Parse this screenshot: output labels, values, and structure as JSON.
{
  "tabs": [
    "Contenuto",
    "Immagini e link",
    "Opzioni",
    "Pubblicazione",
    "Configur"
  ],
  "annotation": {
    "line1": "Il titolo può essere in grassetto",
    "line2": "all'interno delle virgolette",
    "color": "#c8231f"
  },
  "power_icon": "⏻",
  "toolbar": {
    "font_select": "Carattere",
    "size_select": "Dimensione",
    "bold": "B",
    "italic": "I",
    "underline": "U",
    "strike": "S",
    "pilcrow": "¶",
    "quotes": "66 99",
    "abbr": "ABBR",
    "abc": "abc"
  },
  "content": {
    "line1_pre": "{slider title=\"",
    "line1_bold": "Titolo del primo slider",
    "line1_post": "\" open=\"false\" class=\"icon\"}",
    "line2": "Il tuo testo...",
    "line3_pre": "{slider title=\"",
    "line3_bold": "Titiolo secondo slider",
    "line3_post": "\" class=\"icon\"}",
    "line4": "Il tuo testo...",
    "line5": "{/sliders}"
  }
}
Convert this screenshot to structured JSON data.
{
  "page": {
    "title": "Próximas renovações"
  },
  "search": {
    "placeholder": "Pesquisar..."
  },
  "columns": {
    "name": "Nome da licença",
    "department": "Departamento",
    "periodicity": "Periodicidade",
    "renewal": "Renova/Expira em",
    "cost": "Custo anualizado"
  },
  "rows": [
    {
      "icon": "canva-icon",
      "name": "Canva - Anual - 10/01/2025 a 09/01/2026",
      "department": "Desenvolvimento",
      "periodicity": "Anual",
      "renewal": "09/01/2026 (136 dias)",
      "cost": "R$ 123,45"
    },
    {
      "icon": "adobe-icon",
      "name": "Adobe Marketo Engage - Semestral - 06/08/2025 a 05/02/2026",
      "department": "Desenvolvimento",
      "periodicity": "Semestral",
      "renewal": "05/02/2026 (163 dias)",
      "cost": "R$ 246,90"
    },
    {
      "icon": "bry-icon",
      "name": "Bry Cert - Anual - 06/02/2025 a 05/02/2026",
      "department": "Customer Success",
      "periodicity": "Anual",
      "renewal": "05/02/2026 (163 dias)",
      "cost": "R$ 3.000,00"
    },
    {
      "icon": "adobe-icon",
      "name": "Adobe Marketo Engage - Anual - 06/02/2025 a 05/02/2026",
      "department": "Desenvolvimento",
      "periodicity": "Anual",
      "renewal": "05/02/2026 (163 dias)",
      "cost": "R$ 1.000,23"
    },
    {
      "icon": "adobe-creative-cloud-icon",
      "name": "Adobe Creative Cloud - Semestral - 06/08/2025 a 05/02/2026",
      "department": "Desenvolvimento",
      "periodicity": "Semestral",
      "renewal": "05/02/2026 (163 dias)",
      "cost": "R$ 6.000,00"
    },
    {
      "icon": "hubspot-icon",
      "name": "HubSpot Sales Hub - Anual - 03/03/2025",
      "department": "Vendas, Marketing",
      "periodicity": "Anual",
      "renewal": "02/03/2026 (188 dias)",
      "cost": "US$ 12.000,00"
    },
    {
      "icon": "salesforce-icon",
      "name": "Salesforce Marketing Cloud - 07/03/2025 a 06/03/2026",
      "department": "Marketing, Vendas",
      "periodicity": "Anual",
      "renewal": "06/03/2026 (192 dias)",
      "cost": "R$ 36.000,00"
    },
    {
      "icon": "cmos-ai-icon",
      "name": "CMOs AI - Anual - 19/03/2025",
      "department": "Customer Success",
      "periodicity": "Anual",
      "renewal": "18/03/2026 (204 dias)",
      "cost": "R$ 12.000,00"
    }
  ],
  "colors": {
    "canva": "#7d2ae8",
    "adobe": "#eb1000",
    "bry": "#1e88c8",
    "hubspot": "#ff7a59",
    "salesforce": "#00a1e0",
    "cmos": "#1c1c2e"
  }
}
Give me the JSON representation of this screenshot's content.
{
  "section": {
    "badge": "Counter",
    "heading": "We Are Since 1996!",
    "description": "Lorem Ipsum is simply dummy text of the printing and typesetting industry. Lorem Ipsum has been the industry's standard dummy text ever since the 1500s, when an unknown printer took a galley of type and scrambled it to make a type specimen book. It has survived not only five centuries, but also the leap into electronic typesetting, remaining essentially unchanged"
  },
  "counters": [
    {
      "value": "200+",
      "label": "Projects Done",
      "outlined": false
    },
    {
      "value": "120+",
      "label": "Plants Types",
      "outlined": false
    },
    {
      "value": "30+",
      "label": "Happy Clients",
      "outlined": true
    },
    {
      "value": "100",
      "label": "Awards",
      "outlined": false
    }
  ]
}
★ ★ ★ ★
## PROBLEM STATEMENT:
Using the data above, return each line exactly as written.

## SOLUTION TO THIS TASK:
Parse this screenshot: output labels, values, and structure as JSON.
{
  "tabs": [
    "Contenuto",
    "Immagini e link",
    "Opzioni",
    "Pubblicazione",
    "Configur"
  ],
  "annotation": {
    "line1": "Il titolo può essere in grassetto",
    "line2": "all'interno delle virgolette",
    "color": "#c8231f"
  },
  "power_icon": "⏻",
  "toolbar": {
    "font_select": "Carattere",
    "size_select": "Dimensione",
    "bold": "B",
    "italic": "I",
    "underline": "U",
    "strike": "S",
    "pilcrow": "¶",
    "quotes": "66 99",
    "abbr": "ABBR",
    "abc": "abc"
  },
  "content": {
    "line1_pre": "{slider title=\"",
    "line1_bold": "Titolo del primo slider",
    "line1_post": "\" open=\"false\" class=\"icon\"}",
    "line2": "Il tuo testo...",
    "line3_pre": "{slider title=\"",
    "line3_bold": "Titiolo secondo slider",
    "line3_post": "\" class=\"icon\"}",
    "line4": "Il tuo testo...",
    "line5": "{/sliders}"
  }
}
Convert this screenshot to structured JSON data.
{
  "page": {
    "title": "Próximas renovações"
  },
  "search": {
    "placeholder": "Pesquisar..."
  },
  "columns": {
    "name": "Nome da licença",
    "department": "Departamento",
    "periodicity": "Periodicidade",
    "renewal": "Renova/Expira em",
    "cost": "Custo anualizado"
  },
  "rows": [
    {
      "icon": "canva-icon",
      "name": "Canva - Anual - 10/01/2025 a 09/01/2026",
      "department": "Desenvolvimento",
      "periodicity": "Anual",
      "renewal": "09/01/2026 (136 dias)",
      "cost": "R$ 123,45"
    },
    {
      "icon": "adobe-icon",
      "name": "Adobe Marketo Engage - Semestral - 06/08/2025 a 05/02/2026",
      "department": "Desenvolvimento",
      "periodicity": "Semestral",
      "renewal": "05/02/2026 (163 dias)",
      "cost": "R$ 246,90"
    },
    {
      "icon": "bry-icon",
      "name": "Bry Cert - Anual - 06/02/2025 a 05/02/2026",
      "department": "Customer Success",
      "periodicity": "Anual",
      "renewal": "05/02/2026 (163 dias)",
      "cost": "R$ 3.000,00"
    },
    {
      "icon": "adobe-icon",
      "name": "Adobe Marketo Engage - Anual - 06/02/2025 a 05/02/2026",
      "department": "Desenvolvimento",
      "periodicity": "Anual",
      "renewal": "05/02/2026 (163 dias)",
      "cost": "R$ 1.000,23"
    },
    {
      "icon": "adobe-creative-cloud-icon",
      "name": "Adobe Creative Cloud - Semestral - 06/08/2025 a 05/02/2026",
      "department": "Desenvolvimento",
      "periodicity": "Semestral",
      "renewal": "05/02/2026 (163 dias)",
      "cost": "R$ 6.000,00"
    },
    {
      "icon": "hubspot-icon",
      "name": "HubSpot Sales Hub - Anual - 03/03/2025",
      "department": "Vendas, Marketing",
      "periodicity": "Anual",
      "renewal": "02/03/2026 (188 dias)",
      "cost": "US$ 12.000,00"
    },
    {
      "icon": "salesforce-icon",
      "name": "Salesforce Marketing Cloud - 07/03/2025 a 06/03/2026",
      "department": "Marketing, Vendas",
      "periodicity": "Anual",
      "renewal": "06/03/2026 (192 dias)",
      "cost": "R$ 36.000,00"
    },
    {
      "icon": "cmos-ai-icon",
      "name": "CMOs AI - Anual - 19/03/2025",
      "department": "Customer Success",
      "periodicity": "Anual",
      "renewal": "18/03/2026 (204 dias)",
      "cost": "R$ 12.000,00"
    }
  ],
  "colors": {
    "canva": "#7d2ae8",
    "adobe": "#eb1000",
    "bry": "#1e88c8",
    "hubspot": "#ff7a59",
    "salesforce": "#00a1e0",
    "cmos": "#1c1c2e"
  }
}
Give me the JSON representation of this screenshot's content.
{
  "section": {
    "badge": "Counter",
    "heading": "We Are Since 1996!",
    "description": "Lorem Ipsum is simply dummy text of the printing and typesetting industry. Lorem Ipsum has been the industry's standard dummy text ever since the 1500s, when an unknown printer took a galley of type and scrambled it to make a type specimen book. It has survived not only five centuries, but also the leap into electronic typesetting, remaining essentially unchanged"
  },
  "counters": [
    {
      "value": "200+",
      "label": "Projects Done",
      "outlined": false
    },
    {
      "value": "120+",
      "label": "Plants Types",
      "outlined": false
    },
    {
      "value": "30+",
      "label": "Happy Clients",
      "outlined": true
    },
    {
      "value": "100",
      "label": "Awards",
      "outlined": false
    }
  ]
}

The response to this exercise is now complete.